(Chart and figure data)
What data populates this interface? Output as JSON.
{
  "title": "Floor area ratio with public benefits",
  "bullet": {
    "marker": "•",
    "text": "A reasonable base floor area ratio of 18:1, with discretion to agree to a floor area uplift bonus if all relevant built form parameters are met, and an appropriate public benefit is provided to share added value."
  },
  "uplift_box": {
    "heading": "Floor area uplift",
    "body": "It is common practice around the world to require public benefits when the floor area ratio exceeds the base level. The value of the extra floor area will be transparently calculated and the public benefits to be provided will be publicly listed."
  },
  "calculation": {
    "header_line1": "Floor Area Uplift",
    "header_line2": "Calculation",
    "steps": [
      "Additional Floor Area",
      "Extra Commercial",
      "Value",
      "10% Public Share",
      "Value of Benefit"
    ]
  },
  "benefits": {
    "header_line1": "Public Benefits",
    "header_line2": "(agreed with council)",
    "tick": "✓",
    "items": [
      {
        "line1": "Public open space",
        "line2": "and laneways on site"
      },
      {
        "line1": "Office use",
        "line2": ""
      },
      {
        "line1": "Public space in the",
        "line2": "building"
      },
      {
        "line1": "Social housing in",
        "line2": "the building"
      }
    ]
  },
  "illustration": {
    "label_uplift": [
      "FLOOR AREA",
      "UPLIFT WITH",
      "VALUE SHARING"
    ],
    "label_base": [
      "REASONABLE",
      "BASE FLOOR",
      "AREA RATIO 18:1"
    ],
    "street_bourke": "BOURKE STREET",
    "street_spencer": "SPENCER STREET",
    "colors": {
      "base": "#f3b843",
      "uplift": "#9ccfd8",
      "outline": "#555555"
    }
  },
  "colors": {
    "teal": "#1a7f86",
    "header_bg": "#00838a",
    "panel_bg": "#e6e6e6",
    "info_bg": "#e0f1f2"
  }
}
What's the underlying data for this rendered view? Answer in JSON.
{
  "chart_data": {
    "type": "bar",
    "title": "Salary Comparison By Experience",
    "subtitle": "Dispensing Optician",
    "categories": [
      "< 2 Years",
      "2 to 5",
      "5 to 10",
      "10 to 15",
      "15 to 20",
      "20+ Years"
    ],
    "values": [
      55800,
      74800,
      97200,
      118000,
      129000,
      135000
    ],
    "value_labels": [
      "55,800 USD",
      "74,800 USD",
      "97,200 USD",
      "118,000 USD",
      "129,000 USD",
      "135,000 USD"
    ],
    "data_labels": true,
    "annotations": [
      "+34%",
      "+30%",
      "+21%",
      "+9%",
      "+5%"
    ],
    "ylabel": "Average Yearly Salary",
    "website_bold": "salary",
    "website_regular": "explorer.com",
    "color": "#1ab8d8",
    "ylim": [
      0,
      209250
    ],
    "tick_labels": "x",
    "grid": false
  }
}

» **Written instruction**: Look through the data and show every line containing "What".

» **Solution to this exercise**:
What data populates this interface? Output as JSON.
What's the underlying data for this rendered view? Answer in JSON.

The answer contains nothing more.